→ **WRITTEN EXERCISE**
Could you give the data below again, exactly and completely?

[Extracted records]
------------------------

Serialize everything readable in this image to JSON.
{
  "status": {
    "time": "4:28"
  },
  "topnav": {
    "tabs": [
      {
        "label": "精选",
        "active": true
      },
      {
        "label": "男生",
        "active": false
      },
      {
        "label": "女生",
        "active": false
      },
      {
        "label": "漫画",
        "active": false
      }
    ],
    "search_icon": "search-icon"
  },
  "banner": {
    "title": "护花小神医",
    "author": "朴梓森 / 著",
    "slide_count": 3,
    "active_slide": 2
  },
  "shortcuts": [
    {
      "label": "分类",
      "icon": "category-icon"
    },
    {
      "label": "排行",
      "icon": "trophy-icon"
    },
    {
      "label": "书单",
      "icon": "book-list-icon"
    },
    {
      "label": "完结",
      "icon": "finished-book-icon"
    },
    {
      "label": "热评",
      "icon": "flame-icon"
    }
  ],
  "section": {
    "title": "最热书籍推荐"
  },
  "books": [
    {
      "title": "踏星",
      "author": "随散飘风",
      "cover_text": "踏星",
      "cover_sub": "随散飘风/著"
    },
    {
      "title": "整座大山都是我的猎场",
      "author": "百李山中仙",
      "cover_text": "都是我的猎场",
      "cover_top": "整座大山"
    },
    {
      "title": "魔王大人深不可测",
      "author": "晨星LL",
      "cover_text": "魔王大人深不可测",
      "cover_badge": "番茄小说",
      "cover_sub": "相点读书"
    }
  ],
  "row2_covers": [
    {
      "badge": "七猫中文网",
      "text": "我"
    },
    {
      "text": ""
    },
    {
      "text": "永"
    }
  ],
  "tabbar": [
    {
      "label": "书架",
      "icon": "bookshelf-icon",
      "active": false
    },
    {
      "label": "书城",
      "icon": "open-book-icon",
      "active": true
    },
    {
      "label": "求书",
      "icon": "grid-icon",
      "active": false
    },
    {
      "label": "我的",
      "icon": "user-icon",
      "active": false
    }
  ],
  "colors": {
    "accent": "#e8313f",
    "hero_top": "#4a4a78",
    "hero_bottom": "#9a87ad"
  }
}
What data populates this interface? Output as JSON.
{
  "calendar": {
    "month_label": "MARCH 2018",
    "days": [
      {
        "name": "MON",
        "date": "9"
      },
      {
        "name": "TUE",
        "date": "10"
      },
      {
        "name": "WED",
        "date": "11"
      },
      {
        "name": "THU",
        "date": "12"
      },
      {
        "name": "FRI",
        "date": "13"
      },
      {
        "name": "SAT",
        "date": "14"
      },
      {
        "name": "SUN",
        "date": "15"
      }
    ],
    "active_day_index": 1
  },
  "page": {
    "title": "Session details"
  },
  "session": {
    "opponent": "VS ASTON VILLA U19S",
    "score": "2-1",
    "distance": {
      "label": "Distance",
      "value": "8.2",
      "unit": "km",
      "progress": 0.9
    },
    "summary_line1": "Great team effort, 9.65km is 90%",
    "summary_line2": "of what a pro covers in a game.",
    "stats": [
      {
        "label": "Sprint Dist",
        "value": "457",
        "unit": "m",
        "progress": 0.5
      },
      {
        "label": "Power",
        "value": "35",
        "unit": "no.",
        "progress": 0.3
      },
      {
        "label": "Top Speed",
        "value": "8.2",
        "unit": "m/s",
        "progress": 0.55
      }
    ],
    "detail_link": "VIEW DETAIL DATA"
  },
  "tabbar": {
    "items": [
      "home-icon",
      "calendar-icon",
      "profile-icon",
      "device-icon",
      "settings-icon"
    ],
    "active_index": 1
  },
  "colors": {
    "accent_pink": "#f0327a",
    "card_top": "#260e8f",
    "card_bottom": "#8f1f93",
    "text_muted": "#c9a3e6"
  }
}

------------------------

→ **SOLUTION TO THIS EXERCISE**
Serialize everything readable in this image to JSON.
{
  "status": {
    "time": "4:28"
  },
  "topnav": {
    "tabs": [
      {
        "label": "精选",
        "active": true
      },
      {
        "label": "男生",
        "active": false
      },
      {
        "label": "女生",
        "active": false
      },
      {
        "label": "漫画",
        "active": false
      }
    ],
    "search_icon": "search-icon"
  },
  "banner": {
    "title": "护花小神医",
    "author": "朴梓森 / 著",
    "slide_count": 3,
    "active_slide": 2
  },
  "shortcuts": [
    {
      "label": "分类",
      "icon": "category-icon"
    },
    {
      "label": "排行",
      "icon": "trophy-icon"
    },
    {
      "label": "书单",
      "icon": "book-list-icon"
    },
    {
      "label": "完结",
      "icon": "finished-book-icon"
    },
    {
      "label": "热评",
      "icon": "flame-icon"
    }
  ],
  "section": {
    "title": "最热书籍推荐"
  },
  "books": [
    {
      "title": "踏星",
      "author": "随散飘风",
      "cover_text": "踏星",
      "cover_sub": "随散飘风/著"
    },
    {
      "title": "整座大山都是我的猎场",
      "author": "百李山中仙",
      "cover_text": "都是我的猎场",
      "cover_top": "整座大山"
    },
    {
      "title": "魔王大人深不可测",
      "author": "晨星LL",
      "cover_text": "魔王大人深不可测",
      "cover_badge": "番茄小说",
      "cover_sub": "相点读书"
    }
  ],
  "row2_covers": [
    {
      "badge": "七猫中文网",
      "text": "我"
    },
    {
      "text": ""
    },
    {
      "text": "永"
    }
  ],
  "tabbar": [
    {
      "label": "书架",
      "icon": "bookshelf-icon",
      "active": false
    },
    {
      "label": "书城",
      "icon": "open-book-icon",
      "active": true
    },
    {
      "label": "求书",
      "icon": "grid-icon",
      "active": false
    },
    {
      "label": "我的",
      "icon": "user-icon",
      "active": false
    }
  ],
  "colors": {
    "accent": "#e8313f",
    "hero_top": "#4a4a78",
    "hero_bottom": "#9a87ad"
  }
}
What data populates this interface? Output as JSON.
{
  "calendar": {
    "month_label": "MARCH 2018",
    "days": [
      {
        "name": "MON",
        "date": "9"
      },
      {
        "name": "TUE",
        "date": "10"
      },
      {
        "name": "WED",
        "date": "11"
      },
      {
        "name": "THU",
        "date": "12"
      },
      {
        "name": "FRI",
        "date": "13"
      },
      {
        "name": "SAT",
        "date": "14"
      },
      {
        "name": "SUN",
        "date": "15"
      }
    ],
    "active_day_index": 1
  },
  "page": {
    "title": "Session details"
  },
  "session": {
    "opponent": "VS ASTON VILLA U19S",
    "score": "2-1",
    "distance": {
      "label": "Distance",
      "value": "8.2",
      "unit": "km",
      "progress": 0.9
    },
    "summary_line1": "Great team effort, 9.65km is 90%",
    "summary_line2": "of what a pro covers in a game.",
    "stats": [
      {
        "label": "Sprint Dist",
        "value": "457",
        "unit": "m",
        "progress": 0.5
      },
      {
        "label": "Power",
        "value": "35",
        "unit": "no.",
        "progress": 0.3
      },
      {
        "label": "Top Speed",
        "value": "8.2",
        "unit": "m/s",
        "progress": 0.55
      }
    ],
    "detail_link": "VIEW DETAIL DATA"
  },
  "tabbar": {
    "items": [
      "home-icon",
      "calendar-icon",
      "profile-icon",
      "device-icon",
      "settings-icon"
    ],
    "active_index": 1
  },
  "colors": {
    "accent_pink": "#f0327a",
    "card_top": "#260e8f",
    "card_bottom": "#8f1f93",
    "text_muted": "#c9a3e6"
  }
}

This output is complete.